#### WHAT IS NEEDED:
Repeat each record below exactly as given.

Records contained in a dataset:
· · · ·

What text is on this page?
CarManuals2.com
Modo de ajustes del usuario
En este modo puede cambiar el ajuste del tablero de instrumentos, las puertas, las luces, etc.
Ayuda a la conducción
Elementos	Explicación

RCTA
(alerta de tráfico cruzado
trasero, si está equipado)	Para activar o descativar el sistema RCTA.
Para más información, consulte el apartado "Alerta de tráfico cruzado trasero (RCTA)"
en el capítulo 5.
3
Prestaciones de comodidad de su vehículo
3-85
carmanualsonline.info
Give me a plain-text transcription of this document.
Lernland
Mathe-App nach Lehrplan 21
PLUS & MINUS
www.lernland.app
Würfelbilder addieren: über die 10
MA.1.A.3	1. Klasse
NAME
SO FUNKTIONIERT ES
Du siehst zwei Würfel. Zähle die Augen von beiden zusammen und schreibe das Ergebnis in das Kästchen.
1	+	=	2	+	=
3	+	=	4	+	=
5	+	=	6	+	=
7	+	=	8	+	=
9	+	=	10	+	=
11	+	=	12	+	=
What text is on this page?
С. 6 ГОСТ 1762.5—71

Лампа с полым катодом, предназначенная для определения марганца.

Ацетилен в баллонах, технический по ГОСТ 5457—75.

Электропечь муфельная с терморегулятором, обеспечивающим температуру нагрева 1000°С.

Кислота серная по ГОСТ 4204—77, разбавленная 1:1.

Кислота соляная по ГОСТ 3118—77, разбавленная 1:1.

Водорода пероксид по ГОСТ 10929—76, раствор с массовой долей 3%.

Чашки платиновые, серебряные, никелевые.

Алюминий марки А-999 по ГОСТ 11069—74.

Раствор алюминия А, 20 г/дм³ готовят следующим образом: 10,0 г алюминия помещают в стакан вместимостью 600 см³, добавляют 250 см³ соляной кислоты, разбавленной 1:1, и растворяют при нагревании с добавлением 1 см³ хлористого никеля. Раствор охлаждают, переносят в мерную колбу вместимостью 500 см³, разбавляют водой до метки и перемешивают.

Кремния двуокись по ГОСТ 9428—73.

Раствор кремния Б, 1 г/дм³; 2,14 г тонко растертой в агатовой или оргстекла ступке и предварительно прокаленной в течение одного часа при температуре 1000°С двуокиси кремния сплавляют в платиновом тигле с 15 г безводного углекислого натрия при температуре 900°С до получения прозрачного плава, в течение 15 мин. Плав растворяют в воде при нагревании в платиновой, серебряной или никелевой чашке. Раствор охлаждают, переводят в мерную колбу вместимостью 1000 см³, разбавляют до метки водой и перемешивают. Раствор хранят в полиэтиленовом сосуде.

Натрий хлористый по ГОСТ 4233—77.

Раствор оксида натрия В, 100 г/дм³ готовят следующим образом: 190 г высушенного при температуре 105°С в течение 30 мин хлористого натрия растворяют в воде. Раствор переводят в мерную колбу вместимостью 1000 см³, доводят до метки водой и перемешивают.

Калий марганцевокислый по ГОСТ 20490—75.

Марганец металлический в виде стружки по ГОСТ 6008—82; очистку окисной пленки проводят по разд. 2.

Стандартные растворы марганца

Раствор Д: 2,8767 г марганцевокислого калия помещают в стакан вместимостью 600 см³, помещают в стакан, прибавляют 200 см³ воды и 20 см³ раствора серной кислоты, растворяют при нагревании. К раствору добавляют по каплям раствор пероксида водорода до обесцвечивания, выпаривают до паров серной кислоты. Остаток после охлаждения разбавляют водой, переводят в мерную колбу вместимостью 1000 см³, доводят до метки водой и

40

· · · ·

#### RESULT OF THIS TASK:
What text is on this page?
CarManuals2.com
Modo de ajustes del usuario
En este modo puede cambiar el ajuste del tablero de instrumentos, las puertas, las luces, etc.
Ayuda a la conducción
Elementos	Explicación

RCTA
(alerta de tráfico cruzado
trasero, si está equipado)	Para activar o descativar el sistema RCTA.
Para más información, consulte el apartado "Alerta de tráfico cruzado trasero (RCTA)"
en el capítulo 5.
3
Prestaciones de comodidad de su vehículo
3-85
carmanualsonline.info
Give me a plain-text transcription of this document.
Lernland
Mathe-App nach Lehrplan 21
PLUS & MINUS
www.lernland.app
Würfelbilder addieren: über die 10
MA.1.A.3	1. Klasse
NAME
SO FUNKTIONIERT ES
Du siehst zwei Würfel. Zähle die Augen von beiden zusammen und schreibe das Ergebnis in das Kästchen.
1	+	=	2	+	=
3	+	=	4	+	=
5	+	=	6	+	=
7	+	=	8	+	=
9	+	=	10	+	=
11	+	=	12	+	=
What text is on this page?
С. 6 ГОСТ 1762.5—71

Лампа с полым катодом, предназначенная для определения марганца.

Ацетилен в баллонах, технический по ГОСТ 5457—75.

Электропечь муфельная с терморегулятором, обеспечивающим температуру нагрева 1000°С.

Кислота серная по ГОСТ 4204—77, разбавленная 1:1.

Кислота соляная по ГОСТ 3118—77, разбавленная 1:1.

Водорода пероксид по ГОСТ 10929—76, раствор с массовой долей 3%.

Чашки платиновые, серебряные, никелевые.

Алюминий марки А-999 по ГОСТ 11069—74.

Раствор алюминия А, 20 г/дм³ готовят следующим образом: 10,0 г алюминия помещают в стакан вместимостью 600 см³, добавляют 250 см³ соляной кислоты, разбавленной 1:1, и растворяют при нагревании с добавлением 1 см³ хлористого никеля. Раствор охлаждают, переносят в мерную колбу вместимостью 500 см³, разбавляют водой до метки и перемешивают.

Кремния двуокись по ГОСТ 9428—73.

Раствор кремния Б, 1 г/дм³; 2,14 г тонко растертой в агатовой или оргстекла ступке и предварительно прокаленной в течение одного часа при температуре 1000°С двуокиси кремния сплавляют в платиновом тигле с 15 г безводного углекислого натрия при температуре 900°С до получения прозрачного плава, в течение 15 мин. Плав растворяют в воде при нагревании в платиновой, серебряной или никелевой чашке. Раствор охлаждают, переводят в мерную колбу вместимостью 1000 см³, разбавляют до метки водой и перемешивают. Раствор хранят в полиэтиленовом сосуде.

Натрий хлористый по ГОСТ 4233—77.

Раствор оксида натрия В, 100 г/дм³ готовят следующим образом: 190 г высушенного при температуре 105°С в течение 30 мин хлористого натрия растворяют в воде. Раствор переводят в мерную колбу вместимостью 1000 см³, доводят до метки водой и перемешивают.

Калий марганцевокислый по ГОСТ 20490—75.

Марганец металлический в виде стружки по ГОСТ 6008—82; очистку окисной пленки проводят по разд. 2.

Стандартные растворы марганца

Раствор Д: 2,8767 г марганцевокислого калия помещают в стакан вместимостью 600 см³, помещают в стакан, прибавляют 200 см³ воды и 20 см³ раствора серной кислоты, растворяют при нагревании. К раствору добавляют по каплям раствор пероксида водорода до обесцвечивания, выпаривают до паров серной кислоты. Остаток после охлаждения разбавляют водой, переводят в мерную колбу вместимостью 1000 см³, доводят до метки водой и

40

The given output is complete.